» Stored rows:

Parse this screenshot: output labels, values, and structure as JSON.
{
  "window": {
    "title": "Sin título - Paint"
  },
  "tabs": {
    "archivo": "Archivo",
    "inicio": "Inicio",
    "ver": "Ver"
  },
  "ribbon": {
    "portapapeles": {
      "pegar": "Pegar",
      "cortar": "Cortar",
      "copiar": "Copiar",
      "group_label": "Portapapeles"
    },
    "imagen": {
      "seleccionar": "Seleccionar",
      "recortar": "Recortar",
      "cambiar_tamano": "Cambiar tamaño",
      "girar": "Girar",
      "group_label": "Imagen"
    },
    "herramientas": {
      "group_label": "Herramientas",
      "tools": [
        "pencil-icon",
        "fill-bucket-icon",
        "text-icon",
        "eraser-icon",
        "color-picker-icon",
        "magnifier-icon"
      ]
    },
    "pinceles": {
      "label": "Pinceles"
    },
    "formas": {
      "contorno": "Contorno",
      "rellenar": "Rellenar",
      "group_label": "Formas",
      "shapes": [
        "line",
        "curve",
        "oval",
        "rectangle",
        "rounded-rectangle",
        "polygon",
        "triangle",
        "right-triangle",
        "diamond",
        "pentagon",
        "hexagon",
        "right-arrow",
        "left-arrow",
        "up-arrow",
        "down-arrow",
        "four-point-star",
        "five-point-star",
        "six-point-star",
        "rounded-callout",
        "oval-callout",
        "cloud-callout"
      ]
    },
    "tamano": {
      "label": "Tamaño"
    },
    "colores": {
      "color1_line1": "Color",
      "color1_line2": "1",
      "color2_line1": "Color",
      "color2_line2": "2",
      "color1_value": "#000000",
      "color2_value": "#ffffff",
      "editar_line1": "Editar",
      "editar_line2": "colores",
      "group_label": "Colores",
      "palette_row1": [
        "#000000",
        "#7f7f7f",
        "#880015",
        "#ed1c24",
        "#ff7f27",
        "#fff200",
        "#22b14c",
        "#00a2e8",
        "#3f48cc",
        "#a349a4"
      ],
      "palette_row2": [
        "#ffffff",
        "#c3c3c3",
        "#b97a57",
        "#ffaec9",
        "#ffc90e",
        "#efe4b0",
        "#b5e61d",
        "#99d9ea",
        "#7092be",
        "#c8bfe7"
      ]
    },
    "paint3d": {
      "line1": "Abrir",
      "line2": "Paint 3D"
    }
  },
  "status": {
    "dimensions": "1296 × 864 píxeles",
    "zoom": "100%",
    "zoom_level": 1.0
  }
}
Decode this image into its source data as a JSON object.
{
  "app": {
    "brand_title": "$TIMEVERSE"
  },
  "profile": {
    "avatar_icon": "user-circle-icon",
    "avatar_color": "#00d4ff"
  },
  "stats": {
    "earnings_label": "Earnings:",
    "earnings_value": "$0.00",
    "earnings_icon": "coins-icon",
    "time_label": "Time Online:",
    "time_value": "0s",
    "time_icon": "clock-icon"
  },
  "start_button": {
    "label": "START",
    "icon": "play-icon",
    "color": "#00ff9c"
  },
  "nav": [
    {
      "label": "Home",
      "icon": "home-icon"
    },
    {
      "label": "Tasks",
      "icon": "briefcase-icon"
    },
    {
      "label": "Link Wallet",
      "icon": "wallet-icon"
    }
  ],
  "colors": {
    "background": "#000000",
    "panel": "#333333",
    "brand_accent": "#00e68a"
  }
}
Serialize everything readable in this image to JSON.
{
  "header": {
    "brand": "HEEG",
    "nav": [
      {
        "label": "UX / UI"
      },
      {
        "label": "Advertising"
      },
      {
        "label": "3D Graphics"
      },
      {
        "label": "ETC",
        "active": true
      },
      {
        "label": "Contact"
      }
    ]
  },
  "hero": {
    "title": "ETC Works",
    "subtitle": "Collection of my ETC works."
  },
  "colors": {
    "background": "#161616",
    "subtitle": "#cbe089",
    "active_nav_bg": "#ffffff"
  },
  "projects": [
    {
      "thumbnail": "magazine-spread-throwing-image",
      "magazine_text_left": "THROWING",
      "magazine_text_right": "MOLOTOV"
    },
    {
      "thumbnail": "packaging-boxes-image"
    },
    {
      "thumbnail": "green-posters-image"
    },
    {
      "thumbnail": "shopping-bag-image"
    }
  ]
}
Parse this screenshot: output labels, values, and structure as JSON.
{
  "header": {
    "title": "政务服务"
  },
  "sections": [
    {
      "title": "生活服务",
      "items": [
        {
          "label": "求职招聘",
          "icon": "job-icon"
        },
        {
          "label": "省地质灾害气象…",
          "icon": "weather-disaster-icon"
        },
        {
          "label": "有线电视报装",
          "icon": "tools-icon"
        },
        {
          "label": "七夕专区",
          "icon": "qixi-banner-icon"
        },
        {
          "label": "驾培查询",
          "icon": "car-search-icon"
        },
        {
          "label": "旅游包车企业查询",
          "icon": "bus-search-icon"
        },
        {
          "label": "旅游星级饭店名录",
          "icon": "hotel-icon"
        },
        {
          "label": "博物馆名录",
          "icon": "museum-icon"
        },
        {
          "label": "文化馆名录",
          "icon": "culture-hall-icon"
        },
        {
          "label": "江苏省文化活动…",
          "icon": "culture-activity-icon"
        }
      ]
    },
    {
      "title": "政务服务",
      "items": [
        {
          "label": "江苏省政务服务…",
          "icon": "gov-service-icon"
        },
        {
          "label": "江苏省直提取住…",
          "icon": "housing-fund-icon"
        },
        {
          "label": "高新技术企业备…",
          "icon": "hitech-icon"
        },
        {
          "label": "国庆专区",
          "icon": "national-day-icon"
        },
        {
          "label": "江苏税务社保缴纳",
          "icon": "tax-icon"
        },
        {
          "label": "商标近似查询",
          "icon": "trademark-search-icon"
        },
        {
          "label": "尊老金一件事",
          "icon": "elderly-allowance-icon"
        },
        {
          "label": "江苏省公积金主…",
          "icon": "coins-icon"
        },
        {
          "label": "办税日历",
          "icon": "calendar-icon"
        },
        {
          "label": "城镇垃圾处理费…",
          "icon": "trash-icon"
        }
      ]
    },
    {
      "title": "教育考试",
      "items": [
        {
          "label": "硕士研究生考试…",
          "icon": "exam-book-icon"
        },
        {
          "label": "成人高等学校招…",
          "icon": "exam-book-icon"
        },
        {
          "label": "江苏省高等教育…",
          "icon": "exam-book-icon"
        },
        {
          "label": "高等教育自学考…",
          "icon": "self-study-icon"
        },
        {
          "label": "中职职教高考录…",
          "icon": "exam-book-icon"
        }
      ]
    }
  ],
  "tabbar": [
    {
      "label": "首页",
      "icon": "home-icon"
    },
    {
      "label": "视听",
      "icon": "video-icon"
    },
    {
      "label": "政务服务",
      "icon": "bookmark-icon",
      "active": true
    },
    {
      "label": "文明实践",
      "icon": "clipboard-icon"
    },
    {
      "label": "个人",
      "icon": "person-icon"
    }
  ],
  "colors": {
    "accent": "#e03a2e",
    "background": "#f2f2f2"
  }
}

» Problem description:
Determine the number of lines in the listing that hold the word "ffffff", and supply that number and nothing further.

» Expected answer:
3